§ What to do
Provide the number of lines containing the word "icon", and nothing else.

----

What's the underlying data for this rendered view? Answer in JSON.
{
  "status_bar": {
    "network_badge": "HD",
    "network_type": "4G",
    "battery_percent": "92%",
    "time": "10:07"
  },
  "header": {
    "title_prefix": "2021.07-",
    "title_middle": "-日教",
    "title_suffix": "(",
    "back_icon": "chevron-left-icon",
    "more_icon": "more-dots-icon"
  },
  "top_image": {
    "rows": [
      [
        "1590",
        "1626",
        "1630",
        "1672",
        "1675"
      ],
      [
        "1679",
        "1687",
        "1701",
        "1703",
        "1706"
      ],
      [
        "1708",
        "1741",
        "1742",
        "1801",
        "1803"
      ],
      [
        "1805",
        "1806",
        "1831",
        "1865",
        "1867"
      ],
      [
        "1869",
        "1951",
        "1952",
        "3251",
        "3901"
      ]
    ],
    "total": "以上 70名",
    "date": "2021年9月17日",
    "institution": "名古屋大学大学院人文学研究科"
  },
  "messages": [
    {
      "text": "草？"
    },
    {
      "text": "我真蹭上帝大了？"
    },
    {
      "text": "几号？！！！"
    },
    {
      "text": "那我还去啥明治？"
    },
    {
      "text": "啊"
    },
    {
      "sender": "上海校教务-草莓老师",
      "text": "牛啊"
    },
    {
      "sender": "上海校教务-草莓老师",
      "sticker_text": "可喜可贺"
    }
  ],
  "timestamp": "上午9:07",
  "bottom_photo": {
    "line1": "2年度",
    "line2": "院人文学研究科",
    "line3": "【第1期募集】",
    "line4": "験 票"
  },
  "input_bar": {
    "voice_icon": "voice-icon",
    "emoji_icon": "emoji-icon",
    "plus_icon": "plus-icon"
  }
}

----

§ Answer to the exercise
5